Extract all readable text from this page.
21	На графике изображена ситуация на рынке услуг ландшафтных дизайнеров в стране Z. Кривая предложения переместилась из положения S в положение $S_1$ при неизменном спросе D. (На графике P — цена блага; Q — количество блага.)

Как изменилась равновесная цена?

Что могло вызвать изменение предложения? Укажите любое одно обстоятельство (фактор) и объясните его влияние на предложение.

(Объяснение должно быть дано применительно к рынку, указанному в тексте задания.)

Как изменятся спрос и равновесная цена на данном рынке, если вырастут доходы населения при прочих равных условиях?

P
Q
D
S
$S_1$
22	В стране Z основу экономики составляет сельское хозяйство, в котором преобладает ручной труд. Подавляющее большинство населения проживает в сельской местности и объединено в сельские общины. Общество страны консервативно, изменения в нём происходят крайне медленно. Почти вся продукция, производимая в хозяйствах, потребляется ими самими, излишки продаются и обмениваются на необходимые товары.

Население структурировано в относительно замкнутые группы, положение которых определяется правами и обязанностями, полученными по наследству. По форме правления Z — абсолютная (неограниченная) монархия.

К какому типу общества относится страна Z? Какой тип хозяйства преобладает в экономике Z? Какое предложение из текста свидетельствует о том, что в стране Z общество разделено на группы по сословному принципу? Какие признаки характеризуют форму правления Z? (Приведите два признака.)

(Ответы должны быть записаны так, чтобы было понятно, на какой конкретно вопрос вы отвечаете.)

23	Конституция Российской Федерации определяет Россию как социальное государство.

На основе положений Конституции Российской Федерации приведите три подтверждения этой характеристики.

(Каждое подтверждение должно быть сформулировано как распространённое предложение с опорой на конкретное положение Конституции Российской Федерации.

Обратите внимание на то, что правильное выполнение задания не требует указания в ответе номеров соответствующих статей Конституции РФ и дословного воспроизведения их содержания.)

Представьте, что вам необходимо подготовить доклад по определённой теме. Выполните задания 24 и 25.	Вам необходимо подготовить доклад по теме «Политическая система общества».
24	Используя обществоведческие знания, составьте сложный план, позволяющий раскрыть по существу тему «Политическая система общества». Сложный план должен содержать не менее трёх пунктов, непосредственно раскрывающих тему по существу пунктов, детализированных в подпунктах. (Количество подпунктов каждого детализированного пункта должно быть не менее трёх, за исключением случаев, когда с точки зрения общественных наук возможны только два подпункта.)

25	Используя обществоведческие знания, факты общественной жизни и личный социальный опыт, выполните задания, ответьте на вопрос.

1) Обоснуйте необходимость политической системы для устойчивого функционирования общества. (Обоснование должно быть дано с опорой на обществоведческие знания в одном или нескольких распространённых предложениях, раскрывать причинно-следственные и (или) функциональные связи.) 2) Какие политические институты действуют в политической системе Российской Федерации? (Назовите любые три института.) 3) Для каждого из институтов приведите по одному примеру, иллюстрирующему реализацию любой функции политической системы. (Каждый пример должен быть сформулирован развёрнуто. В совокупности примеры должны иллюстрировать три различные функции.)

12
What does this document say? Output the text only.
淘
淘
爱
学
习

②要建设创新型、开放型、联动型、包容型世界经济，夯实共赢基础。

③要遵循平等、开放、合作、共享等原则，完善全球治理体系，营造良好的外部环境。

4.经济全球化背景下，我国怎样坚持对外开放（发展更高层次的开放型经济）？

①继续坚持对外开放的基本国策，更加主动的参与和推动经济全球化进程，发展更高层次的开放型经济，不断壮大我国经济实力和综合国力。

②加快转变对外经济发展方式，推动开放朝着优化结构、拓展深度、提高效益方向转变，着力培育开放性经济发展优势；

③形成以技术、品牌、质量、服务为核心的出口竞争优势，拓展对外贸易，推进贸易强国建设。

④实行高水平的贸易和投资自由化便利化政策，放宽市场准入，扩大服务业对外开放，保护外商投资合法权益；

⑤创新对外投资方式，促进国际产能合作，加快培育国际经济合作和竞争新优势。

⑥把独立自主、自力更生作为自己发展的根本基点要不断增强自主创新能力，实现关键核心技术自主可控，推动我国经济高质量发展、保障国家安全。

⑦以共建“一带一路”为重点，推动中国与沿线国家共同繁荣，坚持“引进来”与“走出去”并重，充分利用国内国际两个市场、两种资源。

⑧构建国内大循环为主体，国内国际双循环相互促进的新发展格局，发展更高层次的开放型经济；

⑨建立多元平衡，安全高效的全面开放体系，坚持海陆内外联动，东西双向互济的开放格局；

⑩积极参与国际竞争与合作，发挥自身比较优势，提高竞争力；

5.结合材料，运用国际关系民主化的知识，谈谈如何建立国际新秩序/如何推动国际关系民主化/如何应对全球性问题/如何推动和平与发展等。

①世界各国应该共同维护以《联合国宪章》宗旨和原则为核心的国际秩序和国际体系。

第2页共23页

· · · · · · ·

[INSTRUCTION]
Copy every record above exactly as it appears.

[CORRECT OUTPUT]
Extract all readable text from this page.
21	На графике изображена ситуация на рынке услуг ландшафтных дизайнеров в стране Z. Кривая предложения переместилась из положения S в положение $S_1$ при неизменном спросе D. (На графике P — цена блага; Q — количество блага.)

Как изменилась равновесная цена?

Что могло вызвать изменение предложения? Укажите любое одно обстоятельство (фактор) и объясните его влияние на предложение.

(Объяснение должно быть дано применительно к рынку, указанному в тексте задания.)

Как изменятся спрос и равновесная цена на данном рынке, если вырастут доходы населения при прочих равных условиях?

P
Q
D
S
$S_1$
22	В стране Z основу экономики составляет сельское хозяйство, в котором преобладает ручной труд. Подавляющее большинство населения проживает в сельской местности и объединено в сельские общины. Общество страны консервативно, изменения в нём происходят крайне медленно. Почти вся продукция, производимая в хозяйствах, потребляется ими самими, излишки продаются и обмениваются на необходимые товары.

Население структурировано в относительно замкнутые группы, положение которых определяется правами и обязанностями, полученными по наследству. По форме правления Z — абсолютная (неограниченная) монархия.

К какому типу общества относится страна Z? Какой тип хозяйства преобладает в экономике Z? Какое предложение из текста свидетельствует о том, что в стране Z общество разделено на группы по сословному принципу? Какие признаки характеризуют форму правления Z? (Приведите два признака.)

(Ответы должны быть записаны так, чтобы было понятно, на какой конкретно вопрос вы отвечаете.)

23	Конституция Российской Федерации определяет Россию как социальное государство.

На основе положений Конституции Российской Федерации приведите три подтверждения этой характеристики.

(Каждое подтверждение должно быть сформулировано как распространённое предложение с опорой на конкретное положение Конституции Российской Федерации.

Обратите внимание на то, что правильное выполнение задания не требует указания в ответе номеров соответствующих статей Конституции РФ и дословного воспроизведения их содержания.)

Представьте, что вам необходимо подготовить доклад по определённой теме. Выполните задания 24 и 25.	Вам необходимо подготовить доклад по теме «Политическая система общества».
24	Используя обществоведческие знания, составьте сложный план, позволяющий раскрыть по существу тему «Политическая система общества». Сложный план должен содержать не менее трёх пунктов, непосредственно раскрывающих тему по существу пунктов, детализированных в подпунктах. (Количество подпунктов каждого детализированного пункта должно быть не менее трёх, за исключением случаев, когда с точки зрения общественных наук возможны только два подпункта.)

25	Используя обществоведческие знания, факты общественной жизни и личный социальный опыт, выполните задания, ответьте на вопрос.

1) Обоснуйте необходимость политической системы для устойчивого функционирования общества. (Обоснование должно быть дано с опорой на обществоведческие знания в одном или нескольких распространённых предложениях, раскрывать причинно-следственные и (или) функциональные связи.) 2) Какие политические институты действуют в политической системе Российской Федерации? (Назовите любые три института.) 3) Для каждого из институтов приведите по одному примеру, иллюстрирующему реализацию любой функции политической системы. (Каждый пример должен быть сформулирован развёрнуто. В совокупности примеры должны иллюстрировать три различные функции.)

12
What does this document say? Output the text only.
淘
淘
爱
学
习

②要建设创新型、开放型、联动型、包容型世界经济，夯实共赢基础。

③要遵循平等、开放、合作、共享等原则，完善全球治理体系，营造良好的外部环境。

4.经济全球化背景下，我国怎样坚持对外开放（发展更高层次的开放型经济）？

①继续坚持对外开放的基本国策，更加主动的参与和推动经济全球化进程，发展更高层次的开放型经济，不断壮大我国经济实力和综合国力。

②加快转变对外经济发展方式，推动开放朝着优化结构、拓展深度、提高效益方向转变，着力培育开放性经济发展优势；

③形成以技术、品牌、质量、服务为核心的出口竞争优势，拓展对外贸易，推进贸易强国建设。

④实行高水平的贸易和投资自由化便利化政策，放宽市场准入，扩大服务业对外开放，保护外商投资合法权益；

⑤创新对外投资方式，促进国际产能合作，加快培育国际经济合作和竞争新优势。

⑥把独立自主、自力更生作为自己发展的根本基点要不断增强自主创新能力，实现关键核心技术自主可控，推动我国经济高质量发展、保障国家安全。

⑦以共建“一带一路”为重点，推动中国与沿线国家共同繁荣，坚持“引进来”与“走出去”并重，充分利用国内国际两个市场、两种资源。

⑧构建国内大循环为主体，国内国际双循环相互促进的新发展格局，发展更高层次的开放型经济；

⑨建立多元平衡，安全高效的全面开放体系，坚持海陆内外联动，东西双向互济的开放格局；

⑩积极参与国际竞争与合作，发挥自身比较优势，提高竞争力；

5.结合材料，运用国际关系民主化的知识，谈谈如何建立国际新秩序/如何推动国际关系民主化/如何应对全球性问题/如何推动和平与发展等。

①世界各国应该共同维护以《联合国宪章》宗旨和原则为核心的国际秩序和国际体系。

第2页共23页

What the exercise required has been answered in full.